↓

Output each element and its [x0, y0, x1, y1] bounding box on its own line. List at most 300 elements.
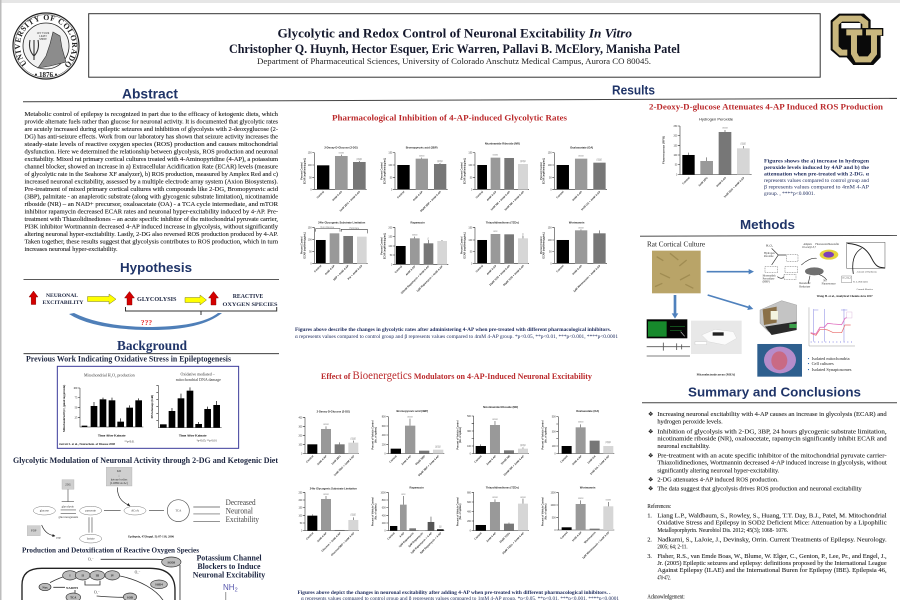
chart: thiazolidinediones: 10µM TZDs + 1mM 4-AP: [501, 531, 525, 555]
metabolite nodes: TCA: [175, 509, 182, 513]
chart: hydrogen peroxide: 50: [675, 165, 678, 167]
caption: glycolytic rate figures: Figures above describe the changes in glycolytic rates after administering 4-AP when pre-treated with different pharmacological inhibitors.: [295, 327, 612, 333]
chart: NR: ECAR (mpH/min/µg/mL): [463, 158, 466, 184]
chart: 2-DG: 2-Deoxy-D-Glucose (2-DG): [317, 410, 350, 414]
chart: wortmannin: 150: [548, 227, 552, 229]
chart: wortmannin: 1µM Wortmannin + 4mM 4-AP: [572, 264, 601, 293]
chart: rapamycin: 800: [382, 500, 386, 502]
chart: 2-DG: [301, 146, 367, 213]
chart: oxygen consumption curve: Amount of Hydrazine: [857, 270, 877, 273]
icon: red up arrow: [124, 292, 134, 305]
chart: mitochondrial H2O2 production: Mitochondrial H₂O₂ (pmol/mg protein): [62, 385, 66, 432]
chart: 2-DG: 1mM 2DG + 1mM 4-AP: [333, 454, 356, 477]
chart: 2-DG: 0: [301, 454, 303, 456]
diagram: glycolysis and ketogenic pathway: [27, 467, 259, 543]
list: conclusions: Pre-treatment with an acute specific inhibitor of the mitochondrial pyruvate carrier-: [657, 452, 887, 459]
chart: thiazolidinediones: 100: [468, 240, 473, 242]
list: conclusions: ❖: [648, 412, 654, 418]
chart: mitochondrial H2O2 production: [62, 372, 143, 438]
text: ROS figure description: represents values compared to control group and: [764, 178, 869, 184]
chart: 2-DG: ECAR (mpH/min/µg/mL): [303, 158, 306, 184]
list: sample types: Isolated mitochondria: [812, 356, 850, 361]
chart: wortmannin: Percent of Vehicle Control: [542, 497, 545, 526]
icon: red up arrow: [208, 292, 218, 305]
chart: glycogenic substrate limitation: 100: [308, 239, 312, 241]
chart: wortmannin: Wortmannin: [580, 486, 596, 490]
chart: 3BP: 1mM 4-AP: [400, 454, 412, 466]
logo: University of Colorado seal: LET YOUR: [37, 32, 50, 35]
chart: OA: 50: [549, 177, 552, 179]
chart: thiazolidinediones: ECAR (mpH/min/µg/mL): [463, 232, 466, 258]
chart: mitochondrial H2O2 production: Time After Kainate: [98, 434, 126, 438]
caption: glycolytic rate figures: α represents values compared to control group and β represents values compared to 4mM 4-AP group. *p<0.05, **p<0.01, ***p<0.001, ****p<0.0001: [295, 334, 618, 340]
text: ROS figure description: [764, 158, 870, 197]
chart: 3BP: Control: [388, 454, 398, 464]
heading: Hypothesis: Hypothesis: [120, 260, 192, 275]
chart: wortmannin: αααα: [606, 500, 612, 502]
chart: 3BP: ECAR (mpH/min/µg/mL): [383, 158, 386, 184]
chart: NR: Nicotinamide Riboside (NR): [483, 405, 518, 409]
chart: rapamycin: 1µM Rapamycin + 4mM 4-AP: [415, 264, 444, 293]
list: conclusions: [648, 411, 887, 493]
diagram: ROS production: O₂⁻: [88, 557, 94, 561]
references: Jr. (2005) Epileptic seizures and epilepsy: definitions proposed by the International League: [657, 560, 887, 567]
chart: ECAR time course: [809, 307, 855, 346]
chart: NR: 10mM NR: [500, 454, 511, 466]
diagram: ROS production: I: [69, 574, 71, 578]
logo: University of Colorado seal: • 1876 •: [35, 71, 58, 79]
chart: thiazolidinediones: β: [522, 234, 524, 236]
question marks: ???: [141, 318, 152, 327]
chart: NR: 10mM NR + 1mM 4-AP: [502, 454, 525, 477]
heading: Background: Background: [117, 338, 187, 353]
chart: mitochondrial H2O2 production: 50: [75, 406, 78, 409]
methods diagram: [647, 242, 885, 377]
chart: thiazolidinediones: Control: [475, 264, 484, 273]
chart: NR: Nicotinamide Riboside (NR): [485, 141, 520, 145]
chart: 3BP: 4mM 4-AP: [412, 190, 424, 202]
affiliation: Department of Pharmaceutical Sciences, University of Colorado Anschutz Medical Campus, Aurora CO 80045.: [257, 57, 651, 66]
chart: OA: 100: [552, 446, 556, 448]
chart: glycogenic substrate limitation: Control: [305, 531, 315, 541]
label: reactive oxygen species: [222, 294, 278, 308]
chart: rapamycin: 400: [382, 515, 386, 517]
label: neuronal excitability: NEURONAL: [46, 293, 78, 299]
list: sample types: Cell cultures: [812, 361, 834, 366]
chart: wortmannin: 1mM 4-AP: [571, 530, 583, 542]
PDP box: PDP: [31, 529, 37, 533]
chart: thiazolidinediones: ααα: [493, 231, 498, 233]
chart: hydrogen peroxide: 100: [673, 155, 678, 157]
chart citation: Jarrett S. et al., Neurochem. of Disease 2008: [59, 442, 116, 446]
diagram: ROS production: TCA: [70, 596, 77, 600]
panel: neuronal excitability bar charts: [298, 405, 614, 560]
icon: red up arrow: [29, 291, 38, 304]
chart: 3BP: 600: [382, 426, 386, 428]
chart: NR: 50: [470, 177, 473, 179]
outcome label: Excitability: [226, 515, 259, 524]
text: ROS figure description: group. , ****p<0.0001.: [764, 191, 815, 197]
chart: mitochondrial DNA damage: [150, 372, 222, 438]
chart: hydrogen peroxide: 0: [676, 175, 678, 177]
KD box: [106, 467, 132, 486]
chart: glycogenic substrate limitation: Control: [313, 264, 323, 273]
image: Amplex Red chemistry: H₂O₂: [766, 244, 773, 248]
title: Glycolytic and Redox Control of Neuronal Excitability In Vitro: [278, 27, 632, 41]
chart: hydrogen peroxide: αααα: [722, 128, 728, 130]
abstract text: increased neuronal excitability, assessed by a multiple electrode array system (Axion Biosystems).: [24, 178, 278, 186]
chart: OA: Oxaloacetate (OA): [570, 146, 593, 150]
chart: 2-DG: [298, 410, 359, 477]
list: sample types: ▪: [808, 367, 810, 372]
chart: glycogenic substrate limitation: 250: [298, 492, 303, 494]
chart: glycogenic substrate limitation: Percent Control: [301, 236, 304, 254]
chart: 2-DG: ββββ: [357, 159, 363, 161]
diagram: ROS production: III: [96, 574, 100, 578]
chart: thiazolidinediones: 10µM TZD + 4mM 4-AP: [488, 264, 511, 287]
subheading: previous work: Previous Work Indicating Oxidative Stress in Epileptogenesis: [26, 354, 232, 364]
chart: 3BP: 50µM 3BP: [414, 454, 426, 466]
chart: OA: ββββ: [597, 160, 603, 162]
chart: OA: Percent Control: [540, 162, 543, 180]
arrow: yellow: [185, 295, 206, 305]
arrow: to MEA: [672, 295, 678, 319]
chart: rapamycin: [372, 486, 444, 555]
chart: OA: 100: [548, 165, 552, 167]
chart: OA: αααα: [578, 156, 584, 158]
chart: hydrogen peroxide: 1mM 2DG + 4mM 4-AP: [723, 176, 746, 199]
chart: 2-DG: 100: [308, 165, 312, 167]
image: Amplex Red chemistry: Fluorescence: [822, 283, 836, 286]
chart: 2-DG: 2-Deoxy-D-Glucose (2-DG): [324, 146, 358, 150]
image: Amplex Red chemistry: Amplex: [803, 243, 813, 246]
chart: 3BP: Bromopyruvic acid (3BP): [406, 146, 438, 150]
hypothesis rule: [24, 278, 279, 280]
list: conclusions: hydrogen peroxide levels.: [657, 419, 723, 425]
references: [647, 503, 887, 581]
heading: neuronal excitability: Effect of Bioenergetics Modulators on 4-AP-Induced Neuronal Excitability: [321, 370, 593, 382]
list: conclusions: significantly altering neuronal hyper-excitability.: [657, 468, 780, 475]
chart: OA: Percent of Vehicle Control: [542, 420, 545, 449]
arrow: feedback curve: [69, 313, 222, 330]
abstract text: Taken together, these results suggest that glycolysis contributes to ROS production, which in turn: [24, 238, 279, 246]
chart: NR: 100: [467, 446, 472, 448]
chart: rapamycin: 5µM Rapamycin + 4-AP: [419, 531, 443, 555]
chart: OA: [540, 146, 607, 211]
text: ROS figure description: attenuation when pre-treated with 2-DG. α: [764, 172, 869, 178]
abstract text: Pre-treatment of mixed primary cortical cultures with compounds like 2-DG, Bromopyruvic acid: [24, 186, 279, 193]
chart: wortmannin: Control: [559, 530, 569, 540]
chart: thiazolidinediones: Thiazolidinediones (TZDs): [486, 220, 519, 224]
logo: University of Colorado seal: SHINE: [39, 38, 47, 41]
chart: thiazolidinediones: 0: [471, 263, 473, 265]
icon: 4-AP molecule: 2: [235, 588, 238, 594]
diagram: ROS production: NADPH: [66, 586, 78, 590]
label: neuronal excitability: [43, 293, 83, 306]
chart: thiazolidinediones: 200: [467, 521, 472, 523]
label: glycolysis: GLYCOLYSIS: [137, 297, 176, 303]
chart: wortmannin: Wortmannin: [569, 220, 585, 224]
chart: 3BP: 50µM 3BP + 4mM 4-AP: [419, 190, 442, 213]
chart: glycogenic substrate limitation: 100: [298, 515, 303, 517]
chart: glycogenic substrate limitation: Pal + 4mM 4-AP: [346, 264, 364, 281]
chart: glycogenic substrate limitation: 50: [300, 523, 303, 525]
chart: rapamycin: Rapamycin: [410, 486, 424, 490]
chart: wortmannin: ECAR (mpH/min/µg/mL): [543, 232, 546, 258]
KD box: (LOHR/AcAc): [110, 481, 128, 485]
heading: glycolytic rates: Pharmacological Inhibition of 4-AP-induced Glycolytic Rates: [332, 113, 568, 123]
chart: 2-DG: Control: [305, 454, 315, 464]
image: Amplex Red chemistry: Reductase: [799, 285, 811, 288]
chart: NR: Percent of Vehicle Control: [456, 420, 459, 449]
citation: Wang H. et al., Analytical Chemia Acta 2017: [817, 295, 873, 298]
chart: wortmannin: [540, 220, 607, 293]
list: sample types: ▪: [808, 361, 810, 366]
chart: rapamycin: 200: [388, 227, 393, 229]
list: conclusions: The data suggest that glycolysis drives ROS production and neuronal excitability: [657, 487, 863, 493]
chart: thiazolidinediones: 600: [467, 502, 472, 504]
chart: wortmannin: 50: [549, 252, 552, 254]
image: Amplex Red chemistry: Resazurin/: [799, 282, 811, 285]
image: Amplex Red chemistry: Horseradish: [763, 275, 776, 278]
chart: glycogenic substrate limitation: 1mM 4-AP: [316, 531, 328, 543]
chart: 2-DG: Control: [316, 190, 325, 199]
outcome label: Decreased: [226, 498, 256, 507]
chart: 3BP: 150: [388, 153, 393, 155]
abstract text: excitability. Mixed rat primary cortical cultures treated with 4-Aminopyridine (4-AP), a potassium: [24, 156, 278, 163]
chart: thiazolidinediones: 50: [470, 252, 473, 254]
chart: glycogenic substrate limitation: 4mM 4-AP: [324, 264, 336, 276]
chart: glycogenic substrate limitation: Glucose + 1mM 4-AP: [320, 531, 342, 553]
chart: glycogenic substrate limitation: ECAR (mpH/min/µg/mL): [303, 232, 306, 258]
chart: 3BP: 100: [388, 165, 393, 167]
chart: NR: Control: [475, 190, 484, 199]
chart: wortmannin: [542, 486, 614, 560]
abstract text: dysfunction. Here we determined the relationship between glycolysis, ROS production and neuronal: [24, 148, 278, 156]
chart: wortmannin: 4mM 4-AP: [571, 264, 583, 276]
outcome label: Neuronal: [226, 507, 254, 516]
chart: 3BP: 0: [391, 189, 393, 191]
chart: rapamycin: ECAR (mpH/min/µg/mL): [383, 233, 386, 259]
references: 3.: [647, 554, 652, 560]
chart: NR: 1mM 4-AP: [485, 454, 497, 466]
chart: hydrogen peroxide: Control: [681, 176, 691, 185]
chart: hydrogen peroxide: 150: [673, 145, 678, 147]
chart: 3BP: 400: [382, 435, 386, 437]
label: MEA: Microelectrode array (MEA): [697, 373, 735, 377]
image: MEA recording: [647, 319, 687, 338]
list: sample types: ▪: [808, 356, 810, 361]
diagram: ROS production: SOD: [127, 595, 134, 599]
chart: 3BP: αααα: [407, 417, 413, 419]
abstract text: are acutely increased during epileptic seizures and inhibition of glycolysis with 2-deoxyglucose (2-: [24, 126, 278, 133]
chart: wortmannin: 500: [552, 517, 556, 519]
image: Amplex Red chemistry: (HRP): [763, 281, 770, 284]
chart: oxygen consumption curve: [E₀] [L₀]: [843, 277, 851, 280]
logo: University of Colorado seal: LIGHT: [39, 35, 47, 38]
chart: thiazolidinediones: Thiazolidinediones (TZDs): [486, 486, 519, 490]
diagram: glycolysis and ketogenic pathway: glycolysis: [62, 504, 75, 508]
chart: 3BP: ββββ: [435, 446, 441, 448]
chart: thiazolidinediones: 400: [467, 512, 472, 514]
chart: OA: 4mM 4-AP: [571, 190, 583, 202]
image: Amplex Red chemistry: No: [823, 280, 827, 283]
metabolite nodes: glucose: [40, 509, 50, 513]
chart: rapamycin: ββ: [439, 526, 442, 528]
chart: NR: 150: [468, 153, 473, 155]
list: conclusions: ❖: [648, 429, 654, 435]
diagram: glycolysis and ketogenic pathway: gluconeogenesis: [58, 515, 79, 519]
chart: wortmannin: 1µM Wortmannin + 1mM 4-AP: [581, 530, 610, 560]
text: potassium channel blockers: Blockers to Induce: [197, 562, 261, 571]
abstract text: provide alternate fuels rather than glucose for neuronal activity. It is documented that glycolytic rates: [24, 118, 278, 126]
chart: NR: Control: [473, 454, 483, 464]
outcome label: [226, 498, 259, 524]
image: Seahorse analyzer: [760, 301, 797, 335]
chart: glycogenic substrate limitation: 24hr Glycogenic Substrate Limitation: [310, 486, 357, 490]
chart: thiazolidinediones: 150: [468, 227, 473, 229]
chart: thiazolidinediones: αααα: [492, 497, 498, 499]
heading: ROS production: 2-Deoxy-D-glucose Attenuates 4-AP Induced ROS Production: [649, 102, 883, 112]
chart: 2-DG: 400: [298, 417, 303, 419]
chart: rapamycin: 600: [382, 508, 386, 510]
chart: OA: 150: [548, 153, 552, 155]
chart: thiazolidinediones: 0: [470, 531, 472, 533]
image: Amplex Red chemistry: Fluorescent/Resorufin: [815, 243, 840, 246]
metabolite nodes: [33, 500, 189, 543]
list: conclusions: Inhibition of glycolysis with 2-DG, 3BP, 24 hours glycogenic substrate limitation,: [657, 428, 887, 435]
heading: Abstract: Abstract: [122, 86, 178, 102]
diagram: glycolysis and ketogenic pathway: pap: [57, 536, 61, 540]
text: potassium channel blockers: Neuronal Excitability: [193, 570, 265, 580]
chart: glycogenic substrate limitation: 0: [310, 263, 312, 265]
PDP box: [27, 526, 40, 536]
chart: 2-DG: 150: [308, 153, 312, 155]
references: Oxidative Stress and Epilepsy in SOD2 Deficient Mice: Attenuation by a Lipophilic: [657, 520, 887, 527]
chart: rapamycin: ααα: [401, 494, 406, 496]
abstract text: increases neuronal hyper-excitability.: [24, 246, 118, 253]
chart: wortmannin: Percent Control: [540, 236, 543, 254]
chart: thiazolidinediones: 4mM 4-AP: [485, 264, 498, 276]
list: conclusions: nicotinamide riboside (NR), oxaloacetate, rapamycin significantly inhibit ECAR and: [657, 436, 887, 443]
chart: OA: 1mM OA + 4mM 4-AP: [580, 190, 602, 211]
heading: Results: Results: [612, 84, 655, 98]
list: conclusions: ❖: [648, 453, 654, 459]
2DG box: [62, 480, 74, 489]
panel: oxidative stress bar charts: [57, 366, 239, 448]
chart: wortmannin: Control: [555, 264, 565, 273]
references: 2005; 64; 2-11.: [657, 545, 688, 551]
chart: NR: (No. of spikes): [460, 427, 462, 443]
chart: NR: 100: [468, 165, 473, 167]
chart: 3BP: Bromopyruvic acid (3BP): [396, 409, 428, 413]
hypothesis diagram: [29, 291, 278, 330]
chart: 3BP: Percent of Vehicle Control: [372, 420, 375, 449]
2DG box: 2DG: [65, 483, 72, 487]
chart: OA: Control: [559, 454, 569, 464]
chart: OA: Control: [555, 190, 565, 199]
chart: mitochondrial H2O2 production: 25: [75, 416, 78, 419]
list: conclusions: neuronal excitability.: [657, 444, 710, 450]
chart: glycogenic substrate limitation: ββββ: [351, 514, 357, 516]
authors: Christopher Q. Huynh, Hector Esquer, Eric Warren, Pallavi B. McElory, Manisha Patel: [229, 42, 681, 56]
panel: oxidative stress bar charts: **p<0.01: [124, 441, 135, 444]
chart: hydrogen peroxide: Hydrogen Peroxide: [699, 116, 734, 121]
chart: thiazolidinediones: [461, 220, 529, 287]
chart: rapamycin: αααα: [412, 234, 418, 236]
chart: OA: 500: [552, 417, 556, 419]
abstract text: steady-state levels of reactive oxygen species (ROS) production and causes mitochondrial: [24, 141, 278, 148]
section rule: [23, 98, 897, 102]
chart: wortmannin: 0: [554, 530, 556, 532]
subheading: production and detoxification: Production and Detoxification of Reactive Oxygen Species: [22, 546, 199, 555]
chart: rapamycin: 0: [391, 264, 393, 266]
chart: NR: 0: [470, 454, 472, 456]
diagram: ROS production: II: [81, 574, 85, 578]
chart: oxygen consumption curve: [842, 242, 885, 291]
chart: NR: αααα: [493, 155, 499, 157]
label: reactive oxygen species: REACTIVE: [233, 294, 263, 300]
diagram: ROS production: Nox: [42, 585, 48, 589]
chart: rapamycin: β: [428, 238, 430, 240]
chart: OA: Oxaloacetate (OA): [576, 409, 599, 413]
chart: OA: [542, 409, 614, 476]
arrow: yellow: [88, 294, 116, 304]
chart: glycogenic substrate limitation: 200: [298, 500, 303, 502]
chart: OA: 1mM OA + 1mM 4-AP: [589, 454, 611, 476]
chart: mitochondrial DNA damage: Time After Kainate: [179, 434, 207, 438]
abstract text: (3BP), palmitate - an anaplerotic substrate (along with glycogenic substrate limitation), nicotinamide: [24, 194, 278, 200]
caption: glycolytic rate figures: [295, 327, 618, 340]
chart: rapamycin: Percent Control: [381, 237, 384, 255]
chart: NR: Percent Control: [461, 162, 464, 180]
chart: glycogenic substrate limitation: Glucose/3BP + 1mM 4-AP: [330, 531, 356, 557]
chart: hydrogen peroxide: 250: [673, 126, 678, 128]
heading: Summary and Conclusions: Summary and Conclusions: [688, 385, 861, 400]
icon: 4-AP molecule: NH: [223, 583, 235, 592]
chart: rapamycin: Percent of Vehicle Control: [372, 497, 375, 526]
chart: rapamycin: (No. of spikes): [375, 503, 377, 520]
diagram: glycolysis and ketogenic pathway: Epilepsia, 47(Suppl. 5):87-118, 2006: [128, 534, 175, 538]
chart: 3BP: 0: [384, 454, 386, 456]
label: neuronal excitability: EXCITABILITY: [43, 300, 83, 306]
chart: 2-DG: 4mM 4-AP: [331, 190, 343, 202]
chart: 2-DG: ββββ: [351, 439, 357, 441]
image: Amplex Red chemistry: Peroxidase: [763, 278, 775, 281]
references: 1.: [647, 513, 652, 519]
chart: oxygen consumption curve: Cascade Kinetics: [857, 288, 873, 291]
references: 470-472.: [657, 575, 671, 581]
chart: NR: 1mM NR + 4mM 4-AP: [489, 190, 511, 211]
abstract text: PI3K inhibitor Wortmannin decreased 4-AP induced increase in glycolysis, without significantly: [24, 224, 279, 230]
list: conclusions: ❖: [648, 477, 654, 483]
header box: [89, 14, 820, 77]
chart: 3BP: 50µM 3BP + 1mM 4-AP: [417, 454, 440, 477]
chart: 3BP: 800: [382, 417, 386, 419]
heading: Methods: Methods: [740, 217, 795, 232]
chart: wortmannin: (No. of spikes): [545, 503, 547, 520]
background rule: [24, 353, 279, 355]
chart: 2-DG: 100: [298, 444, 303, 446]
chart: thiazolidinediones: 10µM TZDs: [498, 531, 511, 544]
metabolite nodes: lactate: [87, 537, 95, 541]
panel: oxidative stress bar charts: *p<0.05; **p<0.01: [196, 439, 217, 442]
chart: mitochondrial H2O2 production: Mitochondrial H₂O₂ production: [84, 372, 135, 377]
abstract text: [24, 111, 279, 253]
subheading: glycolytic modulation: Glycolytic Modulation of Neuronal Activity through 2-DG and Ketogenic Diet: [13, 456, 278, 465]
diagram: ROS production: O₂⁻: [94, 591, 100, 595]
list: conclusions: 2-DG attenuates 4-AP induced ROS production.: [657, 477, 779, 483]
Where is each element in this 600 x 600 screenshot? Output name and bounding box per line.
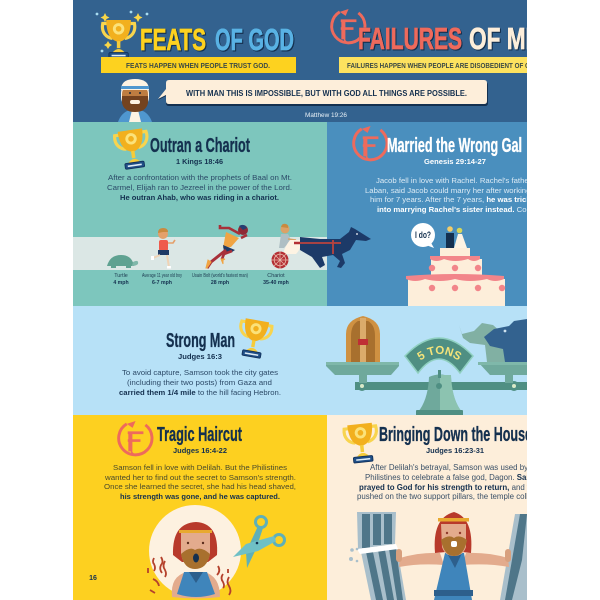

↑

_What the exercise asks:_ Whenever the word "array" turns up in a line of the listing above, copy the line.

_Answer to this task:_
abstract text: increased neuronal excitability, assessed by a multiple electrode array system (Axion Biosystems).: [24, 178, 278, 186]
label: MEA: Microelectrode array (MEA): [697, 373, 735, 377]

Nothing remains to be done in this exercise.